DIRECTIONS: Go through the listing and copy every line word for word.

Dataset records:

══════

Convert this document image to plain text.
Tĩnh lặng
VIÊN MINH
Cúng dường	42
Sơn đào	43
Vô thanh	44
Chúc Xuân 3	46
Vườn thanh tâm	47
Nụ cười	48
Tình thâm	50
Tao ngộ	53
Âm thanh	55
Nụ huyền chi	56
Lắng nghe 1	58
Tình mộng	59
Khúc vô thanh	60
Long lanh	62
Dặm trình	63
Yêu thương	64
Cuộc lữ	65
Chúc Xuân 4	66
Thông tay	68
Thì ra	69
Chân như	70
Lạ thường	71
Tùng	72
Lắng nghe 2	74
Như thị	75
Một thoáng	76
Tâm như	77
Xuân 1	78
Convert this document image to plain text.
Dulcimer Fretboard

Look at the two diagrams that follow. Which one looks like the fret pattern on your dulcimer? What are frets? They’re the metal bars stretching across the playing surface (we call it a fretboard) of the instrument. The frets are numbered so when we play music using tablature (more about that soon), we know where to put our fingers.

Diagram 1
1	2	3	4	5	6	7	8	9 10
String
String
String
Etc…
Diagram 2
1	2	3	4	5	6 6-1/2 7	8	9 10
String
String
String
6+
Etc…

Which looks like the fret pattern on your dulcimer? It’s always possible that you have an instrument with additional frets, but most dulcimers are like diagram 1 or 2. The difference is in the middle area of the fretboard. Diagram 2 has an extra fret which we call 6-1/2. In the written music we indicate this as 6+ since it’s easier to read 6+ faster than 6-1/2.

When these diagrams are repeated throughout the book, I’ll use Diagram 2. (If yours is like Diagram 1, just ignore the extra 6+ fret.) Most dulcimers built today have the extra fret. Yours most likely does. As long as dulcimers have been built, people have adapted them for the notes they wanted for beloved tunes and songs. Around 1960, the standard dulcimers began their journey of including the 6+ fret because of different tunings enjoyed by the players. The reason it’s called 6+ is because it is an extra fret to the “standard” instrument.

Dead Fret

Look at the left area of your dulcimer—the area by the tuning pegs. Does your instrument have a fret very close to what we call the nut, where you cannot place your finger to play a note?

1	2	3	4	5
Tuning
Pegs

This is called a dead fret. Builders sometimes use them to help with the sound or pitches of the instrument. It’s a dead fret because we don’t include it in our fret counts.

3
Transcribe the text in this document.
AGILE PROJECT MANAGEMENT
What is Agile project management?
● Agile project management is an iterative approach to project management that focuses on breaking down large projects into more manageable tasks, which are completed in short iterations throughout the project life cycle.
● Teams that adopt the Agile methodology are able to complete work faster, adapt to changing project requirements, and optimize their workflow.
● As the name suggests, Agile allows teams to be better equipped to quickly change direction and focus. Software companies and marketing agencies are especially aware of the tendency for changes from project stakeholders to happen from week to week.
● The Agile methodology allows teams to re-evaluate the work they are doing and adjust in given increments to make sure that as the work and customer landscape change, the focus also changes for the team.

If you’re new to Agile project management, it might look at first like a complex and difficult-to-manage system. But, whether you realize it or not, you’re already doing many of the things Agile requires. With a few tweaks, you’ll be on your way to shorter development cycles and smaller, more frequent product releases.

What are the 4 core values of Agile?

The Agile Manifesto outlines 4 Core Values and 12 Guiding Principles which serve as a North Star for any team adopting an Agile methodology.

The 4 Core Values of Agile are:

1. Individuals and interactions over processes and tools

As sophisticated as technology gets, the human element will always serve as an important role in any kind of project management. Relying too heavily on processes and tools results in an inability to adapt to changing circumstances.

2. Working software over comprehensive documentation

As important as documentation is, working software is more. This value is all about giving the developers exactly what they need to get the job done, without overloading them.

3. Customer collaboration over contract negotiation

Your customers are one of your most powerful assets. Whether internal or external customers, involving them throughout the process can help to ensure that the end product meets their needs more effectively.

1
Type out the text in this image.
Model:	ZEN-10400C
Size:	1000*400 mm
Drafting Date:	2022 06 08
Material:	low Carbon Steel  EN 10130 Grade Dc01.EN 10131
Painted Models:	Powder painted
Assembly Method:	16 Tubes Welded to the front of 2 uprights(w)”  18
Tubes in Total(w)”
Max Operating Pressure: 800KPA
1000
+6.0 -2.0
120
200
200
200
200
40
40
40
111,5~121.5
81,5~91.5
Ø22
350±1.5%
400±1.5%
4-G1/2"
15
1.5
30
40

══════

SOLUTION BELOW:
Convert this document image to plain text.
Tĩnh lặng
VIÊN MINH
Cúng dường	42
Sơn đào	43
Vô thanh	44
Chúc Xuân 3	46
Vườn thanh tâm	47
Nụ cười	48
Tình thâm	50
Tao ngộ	53
Âm thanh	55
Nụ huyền chi	56
Lắng nghe 1	58
Tình mộng	59
Khúc vô thanh	60
Long lanh	62
Dặm trình	63
Yêu thương	64
Cuộc lữ	65
Chúc Xuân 4	66
Thông tay	68
Thì ra	69
Chân như	70
Lạ thường	71
Tùng	72
Lắng nghe 2	74
Như thị	75
Một thoáng	76
Tâm như	77
Xuân 1	78
Convert this document image to plain text.
Dulcimer Fretboard

Look at the two diagrams that follow. Which one looks like the fret pattern on your dulcimer? What are frets? They’re the metal bars stretching across the playing surface (we call it a fretboard) of the instrument. The frets are numbered so when we play music using tablature (more about that soon), we know where to put our fingers.

Diagram 1
1	2	3	4	5	6	7	8	9 10
String
String
String
Etc…
Diagram 2
1	2	3	4	5	6 6-1/2 7	8	9 10
String
String
String
6+
Etc…

Which looks like the fret pattern on your dulcimer? It’s always possible that you have an instrument with additional frets, but most dulcimers are like diagram 1 or 2. The difference is in the middle area of the fretboard. Diagram 2 has an extra fret which we call 6-1/2. In the written music we indicate this as 6+ since it’s easier to read 6+ faster than 6-1/2.

When these diagrams are repeated throughout the book, I’ll use Diagram 2. (If yours is like Diagram 1, just ignore the extra 6+ fret.) Most dulcimers built today have the extra fret. Yours most likely does. As long as dulcimers have been built, people have adapted them for the notes they wanted for beloved tunes and songs. Around 1960, the standard dulcimers began their journey of including the 6+ fret because of different tunings enjoyed by the players. The reason it’s called 6+ is because it is an extra fret to the “standard” instrument.

Dead Fret

Look at the left area of your dulcimer—the area by the tuning pegs. Does your instrument have a fret very close to what we call the nut, where you cannot place your finger to play a note?

1	2	3	4	5
Tuning
Pegs

This is called a dead fret. Builders sometimes use them to help with the sound or pitches of the instrument. It’s a dead fret because we don’t include it in our fret counts.

3
Transcribe the text in this document.
AGILE PROJECT MANAGEMENT
What is Agile project management?
● Agile project management is an iterative approach to project management that focuses on breaking down large projects into more manageable tasks, which are completed in short iterations throughout the project life cycle.
● Teams that adopt the Agile methodology are able to complete work faster, adapt to changing project requirements, and optimize their workflow.
● As the name suggests, Agile allows teams to be better equipped to quickly change direction and focus. Software companies and marketing agencies are especially aware of the tendency for changes from project stakeholders to happen from week to week.
● The Agile methodology allows teams to re-evaluate the work they are doing and adjust in given increments to make sure that as the work and customer landscape change, the focus also changes for the team.

If you’re new to Agile project management, it might look at first like a complex and difficult-to-manage system. But, whether you realize it or not, you’re already doing many of the things Agile requires. With a few tweaks, you’ll be on your way to shorter development cycles and smaller, more frequent product releases.

What are the 4 core values of Agile?

The Agile Manifesto outlines 4 Core Values and 12 Guiding Principles which serve as a North Star for any team adopting an Agile methodology.

The 4 Core Values of Agile are:

1. Individuals and interactions over processes and tools

As sophisticated as technology gets, the human element will always serve as an important role in any kind of project management. Relying too heavily on processes and tools results in an inability to adapt to changing circumstances.

2. Working software over comprehensive documentation

As important as documentation is, working software is more. This value is all about giving the developers exactly what they need to get the job done, without overloading them.

3. Customer collaboration over contract negotiation

Your customers are one of your most powerful assets. Whether internal or external customers, involving them throughout the process can help to ensure that the end product meets their needs more effectively.

1
Type out the text in this image.
Model:	ZEN-10400C
Size:	1000*400 mm
Drafting Date:	2022 06 08
Material:	low Carbon Steel  EN 10130 Grade Dc01.EN 10131
Painted Models:	Powder painted
Assembly Method:	16 Tubes Welded to the front of 2 uprights(w)”  18
Tubes in Total(w)”
Max Operating Pressure: 800KPA
1000
+6.0 -2.0
120
200
200
200
200
40
40
40
111,5~121.5
81,5~91.5
Ø22
350±1.5%
400±1.5%
4-G1/2"
15
1.5
30
40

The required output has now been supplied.